--- START TASK INPUTS ---
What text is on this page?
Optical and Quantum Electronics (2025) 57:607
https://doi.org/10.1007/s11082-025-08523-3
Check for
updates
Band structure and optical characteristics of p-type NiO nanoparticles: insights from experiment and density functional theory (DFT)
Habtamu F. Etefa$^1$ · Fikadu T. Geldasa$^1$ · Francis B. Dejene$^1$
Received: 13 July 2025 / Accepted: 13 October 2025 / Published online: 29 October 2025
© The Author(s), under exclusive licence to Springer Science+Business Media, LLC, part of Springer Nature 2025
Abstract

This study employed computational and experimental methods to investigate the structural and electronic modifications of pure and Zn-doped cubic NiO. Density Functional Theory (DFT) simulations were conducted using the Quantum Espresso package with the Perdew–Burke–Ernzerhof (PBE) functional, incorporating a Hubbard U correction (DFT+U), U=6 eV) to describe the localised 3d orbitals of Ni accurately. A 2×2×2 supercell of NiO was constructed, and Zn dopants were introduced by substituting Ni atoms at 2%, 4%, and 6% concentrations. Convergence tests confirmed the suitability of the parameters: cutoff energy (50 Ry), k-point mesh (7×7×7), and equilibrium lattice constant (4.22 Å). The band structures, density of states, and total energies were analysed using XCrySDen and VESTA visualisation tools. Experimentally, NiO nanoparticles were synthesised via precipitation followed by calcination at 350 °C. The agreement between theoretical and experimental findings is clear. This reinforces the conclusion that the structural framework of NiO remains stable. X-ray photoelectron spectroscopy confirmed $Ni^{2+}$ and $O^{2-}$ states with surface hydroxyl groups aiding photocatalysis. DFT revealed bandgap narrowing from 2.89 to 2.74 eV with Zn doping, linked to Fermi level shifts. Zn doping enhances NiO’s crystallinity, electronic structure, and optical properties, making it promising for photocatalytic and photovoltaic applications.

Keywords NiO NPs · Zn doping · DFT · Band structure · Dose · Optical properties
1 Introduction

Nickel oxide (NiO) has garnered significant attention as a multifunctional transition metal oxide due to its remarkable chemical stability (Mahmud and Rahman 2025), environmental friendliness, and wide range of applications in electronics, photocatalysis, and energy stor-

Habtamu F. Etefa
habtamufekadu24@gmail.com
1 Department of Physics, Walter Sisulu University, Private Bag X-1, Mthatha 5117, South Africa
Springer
--- END TASK INPUTS ---
:: TASK GOAL ::
Copy every line from the records above that contains the word "Quantum".

:: REPLY TO THE EXERCISE ::
Optical and Quantum Electronics (2025) 57:607
This study employed computational and experimental methods to investigate the structural and electronic modifications of pure and Zn-doped cubic NiO. Density Functional Theory (DFT) simulations were conducted using the Quantum Espresso package with the Perdew–Burke–Ernzerhof (PBE) functional, incorporating a Hubbard U correction (DFT+U), U=6 eV) to describe the localised 3d orbitals of Ni accurately. A 2×2×2 supercell of NiO was constructed, and Zn dopants were introduced by substituting Ni atoms at 2%, 4%, and 6% concentrations. Convergence tests confirmed the suitability of the parameters: cutoff energy (50 Ry), k-point mesh (7×7×7), and equilibrium lattice constant (4.22 Å). The band structures, density of states, and total energies were analysed using XCrySDen and VESTA visualisation tools. Experimentally, NiO nanoparticles were synthesised via precipitation followed by calcination at 350 °C. The agreement between theoretical and experimental findings is clear. This reinforces the conclusion that the structural framework of NiO remains stable. X-ray photoelectron spectroscopy confirmed $Ni^{2+}$ and $O^{2-}$ states with surface hydroxyl groups aiding photocatalysis. DFT revealed bandgap narrowing from 2.89 to 2.74 eV with Zn doping, linked to Fermi level shifts. Zn doping enhances NiO’s crystallinity, electronic structure, and optical properties, making it promising for photocatalytic and photovoltaic applications.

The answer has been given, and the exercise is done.